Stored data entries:
· · · ·

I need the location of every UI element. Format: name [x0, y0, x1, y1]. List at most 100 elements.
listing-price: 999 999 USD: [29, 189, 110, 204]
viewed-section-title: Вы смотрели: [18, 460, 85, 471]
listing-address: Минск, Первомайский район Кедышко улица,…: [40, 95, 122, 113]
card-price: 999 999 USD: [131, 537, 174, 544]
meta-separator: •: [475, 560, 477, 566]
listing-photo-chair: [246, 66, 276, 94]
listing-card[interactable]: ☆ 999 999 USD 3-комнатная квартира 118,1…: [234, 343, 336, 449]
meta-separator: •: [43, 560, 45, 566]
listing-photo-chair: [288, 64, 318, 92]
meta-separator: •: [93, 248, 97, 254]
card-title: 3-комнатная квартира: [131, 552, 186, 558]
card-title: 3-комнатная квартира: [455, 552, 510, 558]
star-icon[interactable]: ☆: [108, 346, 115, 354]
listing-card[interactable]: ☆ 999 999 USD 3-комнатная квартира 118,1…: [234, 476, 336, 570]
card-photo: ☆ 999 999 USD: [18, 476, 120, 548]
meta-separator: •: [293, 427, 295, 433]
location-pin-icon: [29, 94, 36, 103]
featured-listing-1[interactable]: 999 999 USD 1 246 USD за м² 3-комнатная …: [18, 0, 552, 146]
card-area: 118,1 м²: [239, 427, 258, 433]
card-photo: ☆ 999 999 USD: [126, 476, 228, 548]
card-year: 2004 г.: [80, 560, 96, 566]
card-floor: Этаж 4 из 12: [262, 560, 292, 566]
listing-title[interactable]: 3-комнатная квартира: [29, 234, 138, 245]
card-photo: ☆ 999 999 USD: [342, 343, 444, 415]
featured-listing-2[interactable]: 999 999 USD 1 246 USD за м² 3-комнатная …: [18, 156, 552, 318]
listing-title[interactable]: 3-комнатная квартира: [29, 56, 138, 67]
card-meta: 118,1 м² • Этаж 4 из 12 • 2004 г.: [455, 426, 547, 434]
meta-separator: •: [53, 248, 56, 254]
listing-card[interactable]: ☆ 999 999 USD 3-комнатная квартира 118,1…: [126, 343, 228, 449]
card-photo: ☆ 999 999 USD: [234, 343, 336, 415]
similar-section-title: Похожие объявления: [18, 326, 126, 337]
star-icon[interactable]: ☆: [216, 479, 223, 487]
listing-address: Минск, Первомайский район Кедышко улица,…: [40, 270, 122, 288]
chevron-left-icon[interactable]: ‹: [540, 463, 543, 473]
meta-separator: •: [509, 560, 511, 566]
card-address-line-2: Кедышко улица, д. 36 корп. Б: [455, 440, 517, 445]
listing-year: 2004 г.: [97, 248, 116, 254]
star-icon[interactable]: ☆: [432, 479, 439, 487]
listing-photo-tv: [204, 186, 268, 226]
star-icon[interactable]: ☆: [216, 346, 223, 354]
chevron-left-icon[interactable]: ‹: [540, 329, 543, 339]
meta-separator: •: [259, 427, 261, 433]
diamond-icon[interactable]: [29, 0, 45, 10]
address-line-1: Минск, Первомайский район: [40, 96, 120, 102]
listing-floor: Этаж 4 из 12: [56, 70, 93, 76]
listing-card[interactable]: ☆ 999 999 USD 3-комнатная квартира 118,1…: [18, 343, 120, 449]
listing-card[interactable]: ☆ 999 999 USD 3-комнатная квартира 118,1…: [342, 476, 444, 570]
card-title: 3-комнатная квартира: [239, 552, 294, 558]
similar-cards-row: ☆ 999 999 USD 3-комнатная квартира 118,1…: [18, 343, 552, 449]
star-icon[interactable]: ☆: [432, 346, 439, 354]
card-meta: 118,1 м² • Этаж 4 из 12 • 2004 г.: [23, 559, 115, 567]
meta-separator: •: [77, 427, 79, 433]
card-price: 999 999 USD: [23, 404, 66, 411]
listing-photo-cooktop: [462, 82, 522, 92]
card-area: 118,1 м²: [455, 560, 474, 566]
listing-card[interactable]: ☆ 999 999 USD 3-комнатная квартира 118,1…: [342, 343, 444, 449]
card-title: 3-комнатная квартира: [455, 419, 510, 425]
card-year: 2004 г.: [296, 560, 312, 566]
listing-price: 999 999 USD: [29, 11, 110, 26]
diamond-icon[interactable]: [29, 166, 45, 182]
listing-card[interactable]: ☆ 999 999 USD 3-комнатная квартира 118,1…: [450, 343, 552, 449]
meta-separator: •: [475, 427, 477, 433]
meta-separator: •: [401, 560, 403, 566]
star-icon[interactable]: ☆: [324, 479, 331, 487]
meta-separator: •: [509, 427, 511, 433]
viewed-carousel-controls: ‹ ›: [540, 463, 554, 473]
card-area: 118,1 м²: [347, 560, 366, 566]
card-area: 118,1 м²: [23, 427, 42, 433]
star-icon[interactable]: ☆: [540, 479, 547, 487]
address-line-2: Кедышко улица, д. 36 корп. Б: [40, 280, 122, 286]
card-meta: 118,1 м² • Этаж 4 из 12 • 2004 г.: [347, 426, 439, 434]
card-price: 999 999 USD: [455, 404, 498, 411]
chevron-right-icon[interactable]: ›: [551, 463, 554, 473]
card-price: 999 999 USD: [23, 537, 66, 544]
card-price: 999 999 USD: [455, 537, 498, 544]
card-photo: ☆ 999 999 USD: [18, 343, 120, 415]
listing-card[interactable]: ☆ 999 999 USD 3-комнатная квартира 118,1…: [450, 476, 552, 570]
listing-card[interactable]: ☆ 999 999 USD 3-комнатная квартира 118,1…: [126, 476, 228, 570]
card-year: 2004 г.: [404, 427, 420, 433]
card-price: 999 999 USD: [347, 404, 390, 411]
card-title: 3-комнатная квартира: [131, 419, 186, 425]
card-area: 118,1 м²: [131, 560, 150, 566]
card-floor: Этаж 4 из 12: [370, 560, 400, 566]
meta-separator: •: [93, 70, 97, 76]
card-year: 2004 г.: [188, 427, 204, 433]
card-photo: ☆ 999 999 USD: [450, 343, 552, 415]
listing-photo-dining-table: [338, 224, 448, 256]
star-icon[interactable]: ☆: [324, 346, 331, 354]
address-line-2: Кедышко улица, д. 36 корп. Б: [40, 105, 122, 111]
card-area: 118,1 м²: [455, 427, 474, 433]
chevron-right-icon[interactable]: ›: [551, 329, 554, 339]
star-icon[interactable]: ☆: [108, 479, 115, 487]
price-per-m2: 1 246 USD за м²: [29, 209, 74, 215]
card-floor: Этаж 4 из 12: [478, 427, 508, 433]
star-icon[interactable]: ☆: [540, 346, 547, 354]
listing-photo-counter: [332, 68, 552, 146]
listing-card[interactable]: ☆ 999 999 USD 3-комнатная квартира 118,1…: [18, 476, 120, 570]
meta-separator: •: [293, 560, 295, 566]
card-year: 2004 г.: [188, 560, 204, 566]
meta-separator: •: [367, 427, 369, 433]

· · · ·

» AIM: Reproduce the entries word for word, from the first line through the line containing "star-icon[interactable]: ☆: [108, 346, 115, 354]", including both.

» OUTPUT BELOW:
I need the location of every UI element. Format: name [x0, y0, x1, y1]. List at most 100 elements.
listing-price: 999 999 USD: [29, 189, 110, 204]
viewed-section-title: Вы смотрели: [18, 460, 85, 471]
listing-address: Минск, Первомайский район Кедышко улица,…: [40, 95, 122, 113]
card-price: 999 999 USD: [131, 537, 174, 544]
meta-separator: •: [475, 560, 477, 566]
listing-photo-chair: [246, 66, 276, 94]
listing-card[interactable]: ☆ 999 999 USD 3-комнатная квартира 118,1…: [234, 343, 336, 449]
meta-separator: •: [43, 560, 45, 566]
listing-photo-chair: [288, 64, 318, 92]
meta-separator: •: [93, 248, 97, 254]
card-title: 3-комнатная квартира: [131, 552, 186, 558]
card-title: 3-комнатная квартира: [455, 552, 510, 558]
star-icon[interactable]: ☆: [108, 346, 115, 354]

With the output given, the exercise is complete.